:: Aim of the exercise ::
Return the listing below verbatim. Pictures do not belong in the copy.

:: Input records ::
== == ==

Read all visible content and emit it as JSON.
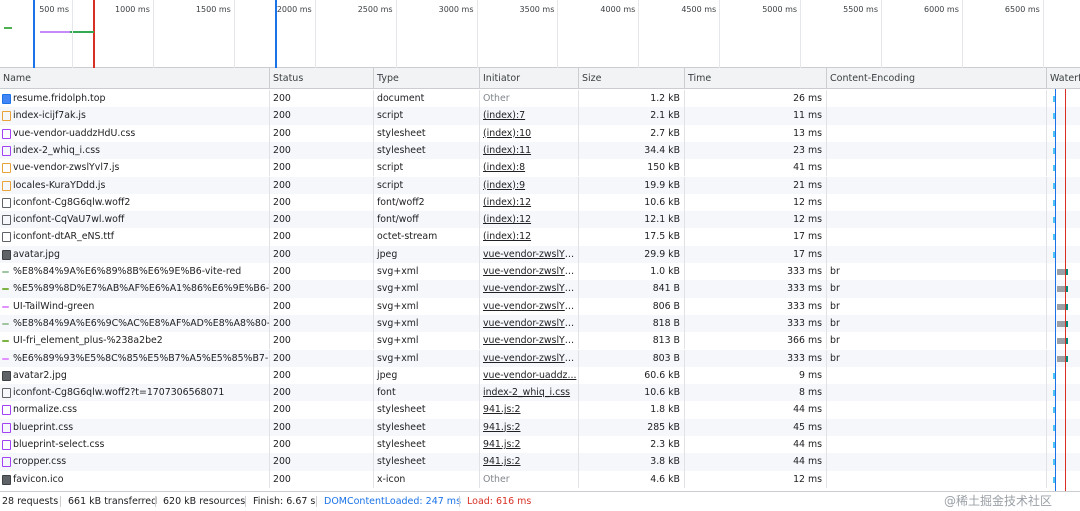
{
  "overview": {
    "ticks": [
      "500 ms",
      "1000 ms",
      "1500 ms",
      "2000 ms",
      "2500 ms",
      "3000 ms",
      "3500 ms",
      "4000 ms",
      "4500 ms",
      "5000 ms",
      "5500 ms",
      "6000 ms",
      "6500 ms"
    ]
  },
  "columns": {
    "name": "Name",
    "status": "Status",
    "type": "Type",
    "initiator": "Initiator",
    "size": "Size",
    "time": "Time",
    "encoding": "Content-Encoding",
    "waterfall": "Waterfall"
  },
  "rows": [
    {
      "name": "resume.fridolph.top",
      "status": "200",
      "type": "document",
      "initiator": "Other",
      "size": "1.2 kB",
      "time": "26 ms",
      "encoding": "",
      "icon": "document-icon"
    },
    {
      "name": "index-icijf7ak.js",
      "status": "200",
      "type": "script",
      "initiator": "(index):7",
      "size": "2.1 kB",
      "time": "11 ms",
      "encoding": "",
      "icon": "script-icon"
    },
    {
      "name": "vue-vendor-uaddzHdU.css",
      "status": "200",
      "type": "stylesheet",
      "initiator": "(index):10",
      "size": "2.7 kB",
      "time": "13 ms",
      "encoding": "",
      "icon": "stylesheet-icon"
    },
    {
      "name": "index-2_whiq_i.css",
      "status": "200",
      "type": "stylesheet",
      "initiator": "(index):11",
      "size": "34.4 kB",
      "time": "23 ms",
      "encoding": "",
      "icon": "stylesheet-icon"
    },
    {
      "name": "vue-vendor-zwslYvl7.js",
      "status": "200",
      "type": "script",
      "initiator": "(index):8",
      "size": "150 kB",
      "time": "41 ms",
      "encoding": "",
      "icon": "script-icon"
    },
    {
      "name": "locales-KuraYDdd.js",
      "status": "200",
      "type": "script",
      "initiator": "(index):9",
      "size": "19.9 kB",
      "time": "21 ms",
      "encoding": "",
      "icon": "script-icon"
    },
    {
      "name": "iconfont-Cg8G6qlw.woff2",
      "status": "200",
      "type": "font/woff2",
      "initiator": "(index):12",
      "size": "10.6 kB",
      "time": "12 ms",
      "encoding": "",
      "icon": "font-icon"
    },
    {
      "name": "iconfont-CqVaU7wl.woff",
      "status": "200",
      "type": "font/woff",
      "initiator": "(index):12",
      "size": "12.1 kB",
      "time": "12 ms",
      "encoding": "",
      "icon": "font-icon"
    },
    {
      "name": "iconfont-dtAR_eNS.ttf",
      "status": "200",
      "type": "octet-stream",
      "initiator": "(index):12",
      "size": "17.5 kB",
      "time": "17 ms",
      "encoding": "",
      "icon": "font-icon"
    },
    {
      "name": "avatar.jpg",
      "status": "200",
      "type": "jpeg",
      "initiator": "vue-vendor-zwslYv...",
      "size": "29.9 kB",
      "time": "17 ms",
      "encoding": "",
      "icon": "image-icon"
    },
    {
      "name": "%E8%84%9A%E6%89%8B%E6%9E%B6-vite-red",
      "status": "200",
      "type": "svg+xml",
      "initiator": "vue-vendor-zwslYv...",
      "size": "1.0 kB",
      "time": "333 ms",
      "encoding": "br",
      "icon": "svg-icon"
    },
    {
      "name": "%E5%89%8D%E7%AB%AF%E6%A1%86%E6%9E%B6-Vu...",
      "status": "200",
      "type": "svg+xml",
      "initiator": "vue-vendor-zwslYv...",
      "size": "841 B",
      "time": "333 ms",
      "encoding": "br",
      "icon": "svg-icon"
    },
    {
      "name": "UI-TailWind-green",
      "status": "200",
      "type": "svg+xml",
      "initiator": "vue-vendor-zwslYv...",
      "size": "806 B",
      "time": "333 ms",
      "encoding": "br",
      "icon": "svg-icon"
    },
    {
      "name": "%E8%84%9A%E6%9C%AC%E8%AF%AD%E8%A8%80-T...",
      "status": "200",
      "type": "svg+xml",
      "initiator": "vue-vendor-zwslYv...",
      "size": "818 B",
      "time": "333 ms",
      "encoding": "br",
      "icon": "svg-icon"
    },
    {
      "name": "UI-fri_element_plus-%238a2be2",
      "status": "200",
      "type": "svg+xml",
      "initiator": "vue-vendor-zwslYv...",
      "size": "813 B",
      "time": "366 ms",
      "encoding": "br",
      "icon": "svg-icon"
    },
    {
      "name": "%E6%89%93%E5%8C%85%E5%B7%A5%E5%85%B7-Rol...",
      "status": "200",
      "type": "svg+xml",
      "initiator": "vue-vendor-zwslYv...",
      "size": "803 B",
      "time": "333 ms",
      "encoding": "br",
      "icon": "svg-icon"
    },
    {
      "name": "avatar2.jpg",
      "status": "200",
      "type": "jpeg",
      "initiator": "vue-vendor-uaddz...",
      "size": "60.6 kB",
      "time": "9 ms",
      "encoding": "",
      "icon": "image-icon"
    },
    {
      "name": "iconfont-Cg8G6qlw.woff2?t=1707306568071",
      "status": "200",
      "type": "font",
      "initiator": "index-2_whiq_i.css",
      "size": "10.6 kB",
      "time": "8 ms",
      "encoding": "",
      "icon": "font-icon"
    },
    {
      "name": "normalize.css",
      "status": "200",
      "type": "stylesheet",
      "initiator": "941.js:2",
      "size": "1.8 kB",
      "time": "44 ms",
      "encoding": "",
      "icon": "stylesheet-icon"
    },
    {
      "name": "blueprint.css",
      "status": "200",
      "type": "stylesheet",
      "initiator": "941.js:2",
      "size": "285 kB",
      "time": "45 ms",
      "encoding": "",
      "icon": "stylesheet-icon"
    },
    {
      "name": "blueprint-select.css",
      "status": "200",
      "type": "stylesheet",
      "initiator": "941.js:2",
      "size": "2.3 kB",
      "time": "44 ms",
      "encoding": "",
      "icon": "stylesheet-icon"
    },
    {
      "name": "cropper.css",
      "status": "200",
      "type": "stylesheet",
      "initiator": "941.js:2",
      "size": "3.8 kB",
      "time": "44 ms",
      "encoding": "",
      "icon": "stylesheet-icon"
    },
    {
      "name": "favicon.ico",
      "status": "200",
      "type": "x-icon",
      "initiator": "Other",
      "size": "4.6 kB",
      "time": "12 ms",
      "encoding": "",
      "icon": "image-icon"
    }
  ],
  "footer": {
    "requests": "28 requests",
    "transferred": "661 kB transferred",
    "resources": "620 kB resources",
    "finish": "Finish: 6.67 s",
    "dcl": "DOMContentLoaded: 247 ms",
    "load": "Load: 616 ms",
    "watermark": "@稀土掘金技术社区"
  },
  "colors": {
    "dcl": "#1a73e8",
    "load": "#d93025",
    "link_text": "#202124"
  }
}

== == ==

:: Reply ::
Read all visible content and emit it as JSON.
{
  "overview": {
    "ticks": [
      "500 ms",
      "1000 ms",
      "1500 ms",
      "2000 ms",
      "2500 ms",
      "3000 ms",
      "3500 ms",
      "4000 ms",
      "4500 ms",
      "5000 ms",
      "5500 ms",
      "6000 ms",
      "6500 ms"
    ]
  },
  "columns": {
    "name": "Name",
    "status": "Status",
    "type": "Type",
    "initiator": "Initiator",
    "size": "Size",
    "time": "Time",
    "encoding": "Content-Encoding",
    "waterfall": "Waterfall"
  },
  "rows": [
    {
      "name": "resume.fridolph.top",
      "status": "200",
      "type": "document",
      "initiator": "Other",
      "size": "1.2 kB",
      "time": "26 ms",
      "encoding": "",
      "icon": "document-icon"
    },
    {
      "name": "index-icijf7ak.js",
      "status": "200",
      "type": "script",
      "initiator": "(index):7",
      "size": "2.1 kB",
      "time": "11 ms",
      "encoding": "",
      "icon": "script-icon"
    },
    {
      "name": "vue-vendor-uaddzHdU.css",
      "status": "200",
      "type": "stylesheet",
      "initiator": "(index):10",
      "size": "2.7 kB",
      "time": "13 ms",
      "encoding": "",
      "icon": "stylesheet-icon"
    },
    {
      "name": "index-2_whiq_i.css",
      "status": "200",
      "type": "stylesheet",
      "initiator": "(index):11",
      "size": "34.4 kB",
      "time": "23 ms",
      "encoding": "",
      "icon": "stylesheet-icon"
    },
    {
      "name": "vue-vendor-zwslYvl7.js",
      "status": "200",
      "type": "script",
      "initiator": "(index):8",
      "size": "150 kB",
      "time": "41 ms",
      "encoding": "",
      "icon": "script-icon"
    },
    {
      "name": "locales-KuraYDdd.js",
      "status": "200",
      "type": "script",
      "initiator": "(index):9",
      "size": "19.9 kB",
      "time": "21 ms",
      "encoding": "",
      "icon": "script-icon"
    },
    {
      "name": "iconfont-Cg8G6qlw.woff2",
      "status": "200",
      "type": "font/woff2",
      "initiator": "(index):12",
      "size": "10.6 kB",
      "time": "12 ms",
      "encoding": "",
      "icon": "font-icon"
    },
    {
      "name": "iconfont-CqVaU7wl.woff",
      "status": "200",
      "type": "font/woff",
      "initiator": "(index):12",
      "size": "12.1 kB",
      "time": "12 ms",
      "encoding": "",
      "icon": "font-icon"
    },
    {
      "name": "iconfont-dtAR_eNS.ttf",
      "status": "200",
      "type": "octet-stream",
      "initiator": "(index):12",
      "size": "17.5 kB",
      "time": "17 ms",
      "encoding": "",
      "icon": "font-icon"
    },
    {
      "name": "avatar.jpg",
      "status": "200",
      "type": "jpeg",
      "initiator": "vue-vendor-zwslYv...",
      "size": "29.9 kB",
      "time": "17 ms",
      "encoding": "",
      "icon": "image-icon"
    },
    {
      "name": "%E8%84%9A%E6%89%8B%E6%9E%B6-vite-red",
      "status": "200",
      "type": "svg+xml",
      "initiator": "vue-vendor-zwslYv...",
      "size": "1.0 kB",
      "time": "333 ms",
      "encoding": "br",
      "icon": "svg-icon"
    },
    {
      "name": "%E5%89%8D%E7%AB%AF%E6%A1%86%E6%9E%B6-Vu...",
      "status": "200",
      "type": "svg+xml",
      "initiator": "vue-vendor-zwslYv...",
      "size": "841 B",
      "time": "333 ms",
      "encoding": "br",
      "icon": "svg-icon"
    },
    {
      "name": "UI-TailWind-green",
      "status": "200",
      "type": "svg+xml",
      "initiator": "vue-vendor-zwslYv...",
      "size": "806 B",
      "time": "333 ms",
      "encoding": "br",
      "icon": "svg-icon"
    },
    {
      "name": "%E8%84%9A%E6%9C%AC%E8%AF%AD%E8%A8%80-T...",
      "status": "200",
      "type": "svg+xml",
      "initiator": "vue-vendor-zwslYv...",
      "size": "818 B",
      "time": "333 ms",
      "encoding": "br",
      "icon": "svg-icon"
    },
    {
      "name": "UI-fri_element_plus-%238a2be2",
      "status": "200",
      "type": "svg+xml",
      "initiator": "vue-vendor-zwslYv...",
      "size": "813 B",
      "time": "366 ms",
      "encoding": "br",
      "icon": "svg-icon"
    },
    {
      "name": "%E6%89%93%E5%8C%85%E5%B7%A5%E5%85%B7-Rol...",
      "status": "200",
      "type": "svg+xml",
      "initiator": "vue-vendor-zwslYv...",
      "size": "803 B",
      "time": "333 ms",
      "encoding": "br",
      "icon": "svg-icon"
    },
    {
      "name": "avatar2.jpg",
      "status": "200",
      "type": "jpeg",
      "initiator": "vue-vendor-uaddz...",
      "size": "60.6 kB",
      "time": "9 ms",
      "encoding": "",
      "icon": "image-icon"
    },
    {
      "name": "iconfont-Cg8G6qlw.woff2?t=1707306568071",
      "status": "200",
      "type": "font",
      "initiator": "index-2_whiq_i.css",
      "size": "10.6 kB",
      "time": "8 ms",
      "encoding": "",
      "icon": "font-icon"
    },
    {
      "name": "normalize.css",
      "status": "200",
      "type": "stylesheet",
      "initiator": "941.js:2",
      "size": "1.8 kB",
      "time": "44 ms",
      "encoding": "",
      "icon": "stylesheet-icon"
    },
    {
      "name": "blueprint.css",
      "status": "200",
      "type": "stylesheet",
      "initiator": "941.js:2",
      "size": "285 kB",
      "time": "45 ms",
      "encoding": "",
      "icon": "stylesheet-icon"
    },
    {
      "name": "blueprint-select.css",
      "status": "200",
      "type": "stylesheet",
      "initiator": "941.js:2",
      "size": "2.3 kB",
      "time": "44 ms",
      "encoding": "",
      "icon": "stylesheet-icon"
    },
    {
      "name": "cropper.css",
      "status": "200",
      "type": "stylesheet",
      "initiator": "941.js:2",
      "size": "3.8 kB",
      "time": "44 ms",
      "encoding": "",
      "icon": "stylesheet-icon"
    },
    {
      "name": "favicon.ico",
      "status": "200",
      "type": "x-icon",
      "initiator": "Other",
      "size": "4.6 kB",
      "time": "12 ms",
      "encoding": "",
      "icon": "image-icon"
    }
  ],
  "footer": {
    "requests": "28 requests",
    "transferred": "661 kB transferred",
    "resources": "620 kB resources",
    "finish": "Finish: 6.67 s",
    "dcl": "DOMContentLoaded: 247 ms",
    "load": "Load: 616 ms",
    "watermark": "@稀土掘金技术社区"
  },
  "colors": {
    "dcl": "#1a73e8",
    "load": "#d93025",
    "link_text": "#202124"
  }
}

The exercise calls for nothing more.